--- Given task ---
Here are some records. Copy each one exactly.

-- START OF Entries --

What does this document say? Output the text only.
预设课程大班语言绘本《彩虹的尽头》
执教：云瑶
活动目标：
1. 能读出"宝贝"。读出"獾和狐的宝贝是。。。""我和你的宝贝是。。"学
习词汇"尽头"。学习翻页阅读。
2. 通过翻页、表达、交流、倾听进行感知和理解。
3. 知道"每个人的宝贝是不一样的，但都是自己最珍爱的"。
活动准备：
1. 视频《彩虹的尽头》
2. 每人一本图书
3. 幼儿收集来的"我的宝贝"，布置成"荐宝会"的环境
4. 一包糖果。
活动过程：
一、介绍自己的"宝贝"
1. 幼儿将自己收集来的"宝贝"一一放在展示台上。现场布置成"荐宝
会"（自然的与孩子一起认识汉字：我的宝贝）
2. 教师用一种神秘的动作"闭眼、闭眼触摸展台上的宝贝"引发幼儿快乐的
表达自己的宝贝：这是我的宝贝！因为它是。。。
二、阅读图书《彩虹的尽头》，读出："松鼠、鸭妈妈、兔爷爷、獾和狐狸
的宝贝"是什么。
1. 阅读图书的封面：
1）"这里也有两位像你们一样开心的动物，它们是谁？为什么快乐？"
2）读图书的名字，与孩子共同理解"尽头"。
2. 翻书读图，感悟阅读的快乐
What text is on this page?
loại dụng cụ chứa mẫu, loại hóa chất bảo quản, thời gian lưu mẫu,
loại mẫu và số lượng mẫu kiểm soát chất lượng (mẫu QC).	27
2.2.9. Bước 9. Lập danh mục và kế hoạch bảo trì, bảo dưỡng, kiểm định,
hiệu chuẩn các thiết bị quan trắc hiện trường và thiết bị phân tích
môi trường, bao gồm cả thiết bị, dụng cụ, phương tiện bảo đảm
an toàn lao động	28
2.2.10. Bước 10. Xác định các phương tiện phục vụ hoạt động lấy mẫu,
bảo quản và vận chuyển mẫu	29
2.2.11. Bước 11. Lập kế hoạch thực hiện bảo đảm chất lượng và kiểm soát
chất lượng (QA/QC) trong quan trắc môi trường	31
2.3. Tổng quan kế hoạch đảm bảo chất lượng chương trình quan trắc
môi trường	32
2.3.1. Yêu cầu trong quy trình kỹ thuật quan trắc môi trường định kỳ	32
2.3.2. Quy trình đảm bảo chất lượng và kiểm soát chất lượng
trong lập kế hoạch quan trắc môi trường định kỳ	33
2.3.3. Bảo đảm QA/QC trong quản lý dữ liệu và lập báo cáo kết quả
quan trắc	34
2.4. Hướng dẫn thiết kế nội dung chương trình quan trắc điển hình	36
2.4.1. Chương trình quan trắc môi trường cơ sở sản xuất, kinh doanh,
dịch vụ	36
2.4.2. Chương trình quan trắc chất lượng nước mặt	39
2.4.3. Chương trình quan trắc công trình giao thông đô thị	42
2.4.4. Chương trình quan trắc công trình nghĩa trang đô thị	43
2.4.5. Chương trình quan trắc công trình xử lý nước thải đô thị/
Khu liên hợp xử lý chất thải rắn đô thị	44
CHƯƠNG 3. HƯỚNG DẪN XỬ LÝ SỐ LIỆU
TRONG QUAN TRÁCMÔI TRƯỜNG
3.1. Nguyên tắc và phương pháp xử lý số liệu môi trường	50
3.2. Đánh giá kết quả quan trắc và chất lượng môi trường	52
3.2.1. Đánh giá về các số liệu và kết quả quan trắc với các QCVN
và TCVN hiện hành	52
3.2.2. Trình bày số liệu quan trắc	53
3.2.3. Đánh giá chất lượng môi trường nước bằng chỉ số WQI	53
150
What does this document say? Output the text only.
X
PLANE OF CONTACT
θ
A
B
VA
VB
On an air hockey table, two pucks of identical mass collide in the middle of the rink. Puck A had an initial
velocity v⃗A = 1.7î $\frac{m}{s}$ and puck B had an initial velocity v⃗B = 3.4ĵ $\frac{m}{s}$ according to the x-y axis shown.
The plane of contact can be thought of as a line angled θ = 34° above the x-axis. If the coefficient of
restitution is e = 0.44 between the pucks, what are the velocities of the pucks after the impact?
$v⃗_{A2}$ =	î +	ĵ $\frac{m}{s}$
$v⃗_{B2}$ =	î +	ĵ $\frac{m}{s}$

-- END OF Entries --

--- Result of the task ---
What does this document say? Output the text only.
预设课程大班语言绘本《彩虹的尽头》
执教：云瑶
活动目标：
1. 能读出"宝贝"。读出"獾和狐的宝贝是。。。""我和你的宝贝是。。"学
习词汇"尽头"。学习翻页阅读。
2. 通过翻页、表达、交流、倾听进行感知和理解。
3. 知道"每个人的宝贝是不一样的，但都是自己最珍爱的"。
活动准备：
1. 视频《彩虹的尽头》
2. 每人一本图书
3. 幼儿收集来的"我的宝贝"，布置成"荐宝会"的环境
4. 一包糖果。
活动过程：
一、介绍自己的"宝贝"
1. 幼儿将自己收集来的"宝贝"一一放在展示台上。现场布置成"荐宝
会"（自然的与孩子一起认识汉字：我的宝贝）
2. 教师用一种神秘的动作"闭眼、闭眼触摸展台上的宝贝"引发幼儿快乐的
表达自己的宝贝：这是我的宝贝！因为它是。。。
二、阅读图书《彩虹的尽头》，读出："松鼠、鸭妈妈、兔爷爷、獾和狐狸
的宝贝"是什么。
1. 阅读图书的封面：
1）"这里也有两位像你们一样开心的动物，它们是谁？为什么快乐？"
2）读图书的名字，与孩子共同理解"尽头"。
2. 翻书读图，感悟阅读的快乐
What text is on this page?
loại dụng cụ chứa mẫu, loại hóa chất bảo quản, thời gian lưu mẫu,
loại mẫu và số lượng mẫu kiểm soát chất lượng (mẫu QC).	27
2.2.9. Bước 9. Lập danh mục và kế hoạch bảo trì, bảo dưỡng, kiểm định,
hiệu chuẩn các thiết bị quan trắc hiện trường và thiết bị phân tích
môi trường, bao gồm cả thiết bị, dụng cụ, phương tiện bảo đảm
an toàn lao động	28
2.2.10. Bước 10. Xác định các phương tiện phục vụ hoạt động lấy mẫu,
bảo quản và vận chuyển mẫu	29
2.2.11. Bước 11. Lập kế hoạch thực hiện bảo đảm chất lượng và kiểm soát
chất lượng (QA/QC) trong quan trắc môi trường	31
2.3. Tổng quan kế hoạch đảm bảo chất lượng chương trình quan trắc
môi trường	32
2.3.1. Yêu cầu trong quy trình kỹ thuật quan trắc môi trường định kỳ	32
2.3.2. Quy trình đảm bảo chất lượng và kiểm soát chất lượng
trong lập kế hoạch quan trắc môi trường định kỳ	33
2.3.3. Bảo đảm QA/QC trong quản lý dữ liệu và lập báo cáo kết quả
quan trắc	34
2.4. Hướng dẫn thiết kế nội dung chương trình quan trắc điển hình	36
2.4.1. Chương trình quan trắc môi trường cơ sở sản xuất, kinh doanh,
dịch vụ	36
2.4.2. Chương trình quan trắc chất lượng nước mặt	39
2.4.3. Chương trình quan trắc công trình giao thông đô thị	42
2.4.4. Chương trình quan trắc công trình nghĩa trang đô thị	43
2.4.5. Chương trình quan trắc công trình xử lý nước thải đô thị/
Khu liên hợp xử lý chất thải rắn đô thị	44
CHƯƠNG 3. HƯỚNG DẪN XỬ LÝ SỐ LIỆU
TRONG QUAN TRÁCMÔI TRƯỜNG
3.1. Nguyên tắc và phương pháp xử lý số liệu môi trường	50
3.2. Đánh giá kết quả quan trắc và chất lượng môi trường	52
3.2.1. Đánh giá về các số liệu và kết quả quan trắc với các QCVN
và TCVN hiện hành	52
3.2.2. Trình bày số liệu quan trắc	53
3.2.3. Đánh giá chất lượng môi trường nước bằng chỉ số WQI	53
150
What does this document say? Output the text only.
X
PLANE OF CONTACT
θ
A
B
VA
VB
On an air hockey table, two pucks of identical mass collide in the middle of the rink. Puck A had an initial
velocity v⃗A = 1.7î $\frac{m}{s}$ and puck B had an initial velocity v⃗B = 3.4ĵ $\frac{m}{s}$ according to the x-y axis shown.
The plane of contact can be thought of as a line angled θ = 34° above the x-axis. If the coefficient of
restitution is e = 0.44 between the pucks, what are the velocities of the pucks after the impact?
$v⃗_{A2}$ =	î +	ĵ $\frac{m}{s}$
$v⃗_{B2}$ =	î +	ĵ $\frac{m}{s}$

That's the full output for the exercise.